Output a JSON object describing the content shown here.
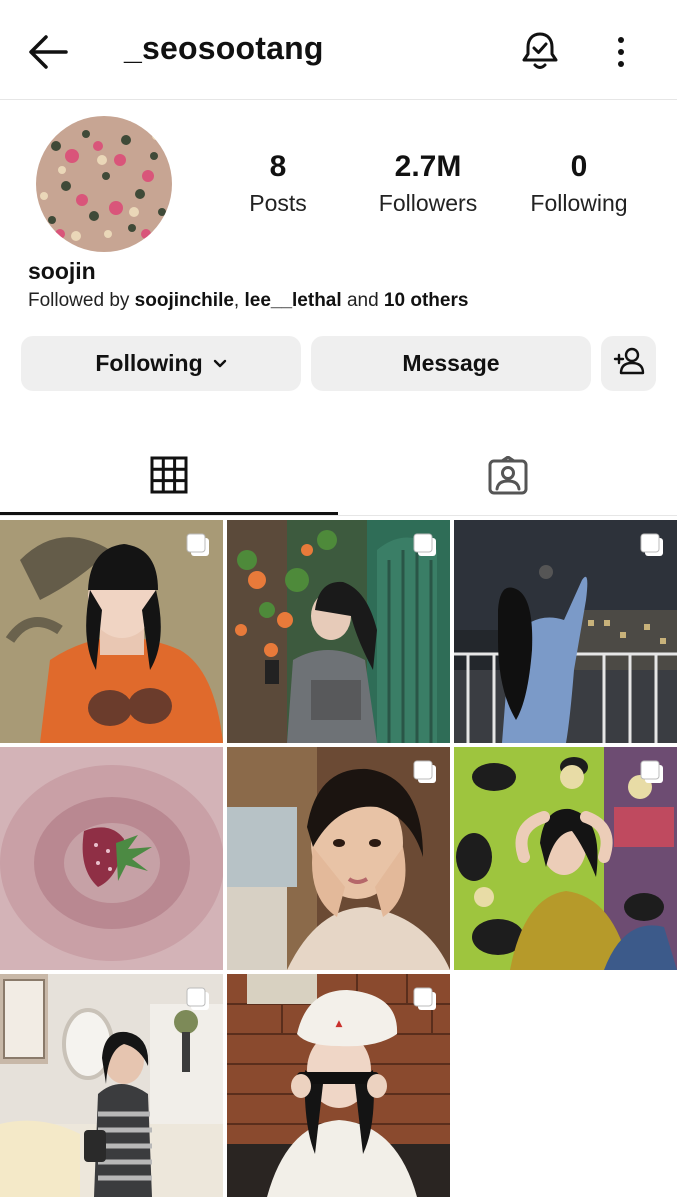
{
  "header": {
    "username": "_seosootang"
  },
  "profile": {
    "display_name": "soojin",
    "stats": [
      {
        "value": "8",
        "label": "Posts"
      },
      {
        "value": "2.7M",
        "label": "Followers"
      },
      {
        "value": "0",
        "label": "Following"
      }
    ],
    "followed_by_prefix": "Followed by",
    "followed_by_user1": "soojinchile",
    "followed_by_sep": ",",
    "followed_by_user2": "lee__lethal",
    "followed_by_and": "and",
    "followed_by_others": "10 others"
  },
  "actions": {
    "following_label": "Following",
    "message_label": "Message"
  },
  "tabs": [
    {
      "icon": "grid-icon",
      "active": true
    },
    {
      "icon": "tagged-icon",
      "active": false
    }
  ],
  "posts": [
    {
      "icon": "multi-post-icon"
    },
    {
      "icon": "multi-post-icon"
    },
    {
      "icon": "multi-post-icon"
    },
    {
      "icon": ""
    },
    {
      "icon": "multi-post-icon"
    },
    {
      "icon": "multi-post-icon"
    },
    {
      "icon": "multi-post-icon"
    },
    {
      "icon": "multi-post-icon"
    }
  ],
  "colors": {
    "text": "#111111",
    "button_bg": "#efefef",
    "divider": "#e6e6e6"
  }
}
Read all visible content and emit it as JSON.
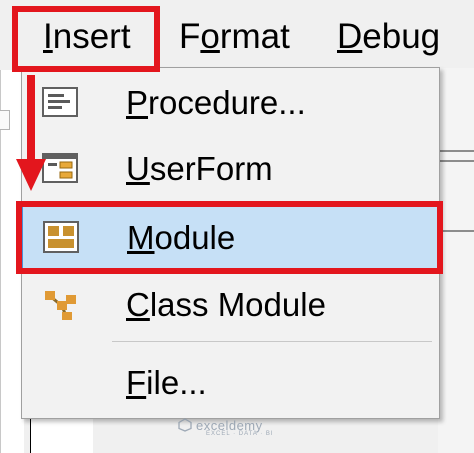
{
  "menubar": {
    "items": [
      {
        "label_rest": "nsert",
        "mnemonic": "I"
      },
      {
        "label_rest": "ormat",
        "mnemonic": "F",
        "prefix": "F",
        "suffix": "ormat"
      },
      {
        "label_rest": "ebug",
        "mnemonic": "D"
      }
    ]
  },
  "dropdown": {
    "items": [
      {
        "mnemonic": "P",
        "rest": "rocedure...",
        "icon": "procedure-icon"
      },
      {
        "mnemonic": "U",
        "rest": "serForm",
        "icon": "userform-icon"
      },
      {
        "mnemonic": "M",
        "rest": "odule",
        "icon": "module-icon",
        "selected": true
      },
      {
        "mnemonic": "C",
        "rest": "lass Module",
        "icon": "class-module-icon"
      },
      {
        "mnemonic": "F",
        "rest": "ile...",
        "icon": "file-icon"
      }
    ]
  },
  "colors": {
    "highlight_red": "#e3161d",
    "selected_bg": "#c6e0f6",
    "selected_border": "#4a90d6",
    "menu_bg": "#f2f2f2"
  },
  "watermark": {
    "name": "exceldemy",
    "tagline": "EXCEL · DATA · BI"
  }
}
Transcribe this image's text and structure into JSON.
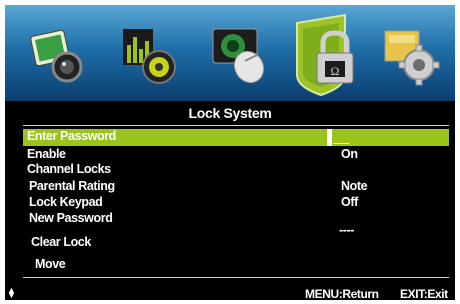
{
  "menu": {
    "tabs": [
      {
        "icon": "picture-icon"
      },
      {
        "icon": "sound-icon"
      },
      {
        "icon": "channel-icon"
      },
      {
        "icon": "lock-icon",
        "active": true
      },
      {
        "icon": "setup-icon"
      }
    ],
    "title": "Lock System",
    "items": [
      {
        "label": "Enter Password",
        "value": ""
      },
      {
        "label": "Enable",
        "value": "On"
      },
      {
        "label": "Channel Locks",
        "value": ""
      },
      {
        "label": "Parental Rating",
        "value": "Note"
      },
      {
        "label": "Lock Keypad",
        "value": "Off"
      },
      {
        "label": "New Password",
        "value": "----"
      },
      {
        "label": "Clear Lock",
        "value": ""
      },
      {
        "label": "Move",
        "value": ""
      }
    ],
    "footer": {
      "return_hint": "MENU:Return",
      "exit_hint": "EXIT:Exit"
    }
  }
}
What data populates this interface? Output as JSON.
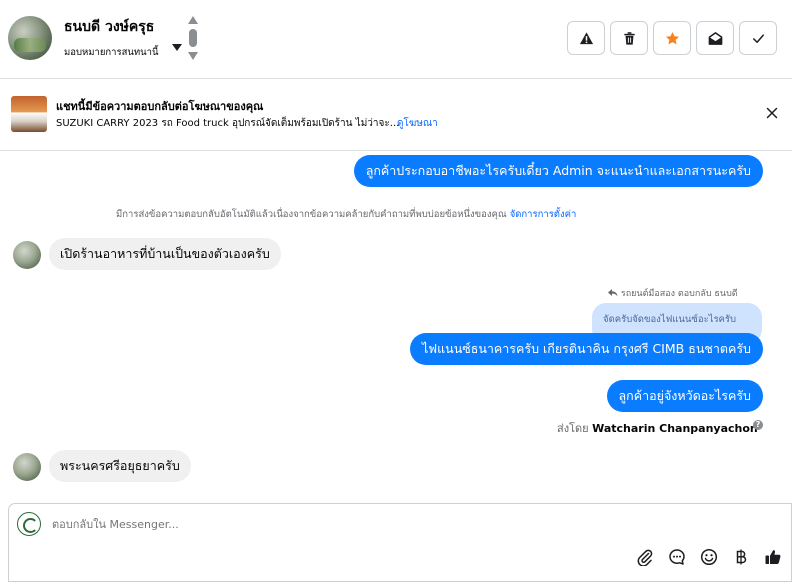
{
  "header": {
    "contact_name": "ธนบดี วงษ์ครุธ",
    "assign_label": "มอบหมายการสนทนานี้",
    "actions": [
      "spam-warning",
      "delete",
      "star",
      "mark-unread",
      "done"
    ]
  },
  "ad_banner": {
    "title": "แชทนี้มีข้อความตอบกลับต่อโฆษณาของคุณ",
    "subtitle": "SUZUKI CARRY 2023 รถ Food truck อุปกรณ์จัดเต็มพร้อมเปิดร้าน ไม่ว่าจะ...",
    "link": "ดูโฆษณา"
  },
  "messages": {
    "m1": "ลูกค้าประกอบอาชีพอะไรครับเดี๋ยว Admin จะแนะนำและเอกสารนะครับ",
    "system_note": "มีการส่งข้อความตอบกลับอัตโนมัติแล้วเนื่องจากข้อความคล้ายกับคำถามที่พบบ่อยข้อหนึ่งของคุณ",
    "system_link": "จัดการการตั้งค่า",
    "m2": "เปิดร้านอาหารที่บ้านเป็นของตัวเองครับ",
    "reply_meta": "รถยนต์มือสอง ตอบกลับ ธนบดี",
    "reply_quote": "จัดครับจัดของไฟแนนซ์อะไรครับ",
    "m3": "ไฟแนนซ์ธนาคารครับ เกียรตินาคิน กรุงศรี CIMB ธนชาตครับ",
    "m4": "ลูกค้าอยู่จังหวัดอะไรครับ",
    "sent_by_prefix": "ส่งโดย",
    "sent_by_name": "Watcharin Chanpanyachon",
    "m5": "พระนครศรีอยุธยาครับ"
  },
  "composer": {
    "placeholder": "ตอบกลับใน Messenger..."
  },
  "colors": {
    "accent": "#0a7cff",
    "link": "#0866ff",
    "incoming_bubble": "#f0f0f0",
    "reply_quote_bg": "#cfe3ff",
    "star": "#f5821f"
  }
}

## WHAT YOU ARE ASKED TO DO
Reproduce the material in its entirety and word for word, without the pictures.

## RIGHT ANSWER
Output a JSON object describing the content shown here.
{
  "header": {
    "username": "_seosootang"
  },
  "profile": {
    "display_name": "soojin",
    "stats": [
      {
        "value": "8",
        "label": "Posts"
      },
      {
        "value": "2.7M",
        "label": "Followers"
      },
      {
        "value": "0",
        "label": "Following"
      }
    ],
    "followed_by_prefix": "Followed by",
    "followed_by_user1": "soojinchile",
    "followed_by_sep": ",",
    "followed_by_user2": "lee__lethal",
    "followed_by_and": "and",
    "followed_by_others": "10 others"
  },
  "actions": {
    "following_label": "Following",
    "message_label": "Message"
  },
  "tabs": [
    {
      "icon": "grid-icon",
      "active": true
    },
    {
      "icon": "tagged-icon",
      "active": false
    }
  ],
  "posts": [
    {
      "icon": "multi-post-icon"
    },
    {
      "icon": "multi-post-icon"
    },
    {
      "icon": "multi-post-icon"
    },
    {
      "icon": ""
    },
    {
      "icon": "multi-post-icon"
    },
    {
      "icon": "multi-post-icon"
    },
    {
      "icon": "multi-post-icon"
    },
    {
      "icon": "multi-post-icon"
    }
  ],
  "colors": {
    "text": "#111111",
    "button_bg": "#efefef",
    "divider": "#e6e6e6"
  }
}
Read all visible content and emit it as JSON.
{
  "menubar": {
    "items": [
      {
        "label_rest": "nsert",
        "mnemonic": "I"
      },
      {
        "label_rest": "ormat",
        "mnemonic": "F",
        "prefix": "F",
        "suffix": "ormat"
      },
      {
        "label_rest": "ebug",
        "mnemonic": "D"
      }
    ]
  },
  "dropdown": {
    "items": [
      {
        "mnemonic": "P",
        "rest": "rocedure...",
        "icon": "procedure-icon"
      },
      {
        "mnemonic": "U",
        "rest": "serForm",
        "icon": "userform-icon"
      },
      {
        "mnemonic": "M",
        "rest": "odule",
        "icon": "module-icon",
        "selected": true
      },
      {
        "mnemonic": "C",
        "rest": "lass Module",
        "icon": "class-module-icon"
      },
      {
        "mnemonic": "F",
        "rest": "ile...",
        "icon": "file-icon"
      }
    ]
  },
  "colors": {
    "highlight_red": "#e3161d",
    "selected_bg": "#c6e0f6",
    "selected_border": "#4a90d6",
    "menu_bg": "#f2f2f2"
  },
  "watermark": {
    "name": "exceldemy",
    "tagline": "EXCEL · DATA · BI"
  }
}
Transcribe this image's text and structure into JSON.
{
  "menu": {
    "tabs": [
      {
        "icon": "picture-icon"
      },
      {
        "icon": "sound-icon"
      },
      {
        "icon": "channel-icon"
      },
      {
        "icon": "lock-icon",
        "active": true
      },
      {
        "icon": "setup-icon"
      }
    ],
    "title": "Lock System",
    "items": [
      {
        "label": "Enter Password",
        "value": ""
      },
      {
        "label": "Enable",
        "value": "On"
      },
      {
        "label": "Channel Locks",
        "value": ""
      },
      {
        "label": "Parental Rating",
        "value": "Note"
      },
      {
        "label": "Lock Keypad",
        "value": "Off"
      },
      {
        "label": "New Password",
        "value": "----"
      },
      {
        "label": "Clear Lock",
        "value": ""
      },
      {
        "label": "Move",
        "value": ""
      }
    ],
    "footer": {
      "return_hint": "MENU:Return",
      "exit_hint": "EXIT:Exit"
    }
  }
}
What data populates this interface? Output as JSON.
{
  "header": {
    "contact_name": "ธนบดี วงษ์ครุธ",
    "assign_label": "มอบหมายการสนทนานี้",
    "actions": [
      "spam-warning",
      "delete",
      "star",
      "mark-unread",
      "done"
    ]
  },
  "ad_banner": {
    "title": "แชทนี้มีข้อความตอบกลับต่อโฆษณาของคุณ",
    "subtitle": "SUZUKI CARRY 2023 รถ Food truck อุปกรณ์จัดเต็มพร้อมเปิดร้าน ไม่ว่าจะ...",
    "link": "ดูโฆษณา"
  },
  "messages": {
    "m1": "ลูกค้าประกอบอาชีพอะไรครับเดี๋ยว Admin จะแนะนำและเอกสารนะครับ",
    "system_note": "มีการส่งข้อความตอบกลับอัตโนมัติแล้วเนื่องจากข้อความคล้ายกับคำถามที่พบบ่อยข้อหนึ่งของคุณ",
    "system_link": "จัดการการตั้งค่า",
    "m2": "เปิดร้านอาหารที่บ้านเป็นของตัวเองครับ",
    "reply_meta": "รถยนต์มือสอง ตอบกลับ ธนบดี",
    "reply_quote": "จัดครับจัดของไฟแนนซ์อะไรครับ",
    "m3": "ไฟแนนซ์ธนาคารครับ เกียรตินาคิน กรุงศรี CIMB ธนชาตครับ",
    "m4": "ลูกค้าอยู่จังหวัดอะไรครับ",
    "sent_by_prefix": "ส่งโดย",
    "sent_by_name": "Watcharin Chanpanyachon",
    "m5": "พระนครศรีอยุธยาครับ"
  },
  "composer": {
    "placeholder": "ตอบกลับใน Messenger..."
  },
  "colors": {
    "accent": "#0a7cff",
    "link": "#0866ff",
    "incoming_bubble": "#f0f0f0",
    "reply_quote_bg": "#cfe3ff",
    "star": "#f5821f"
  }
}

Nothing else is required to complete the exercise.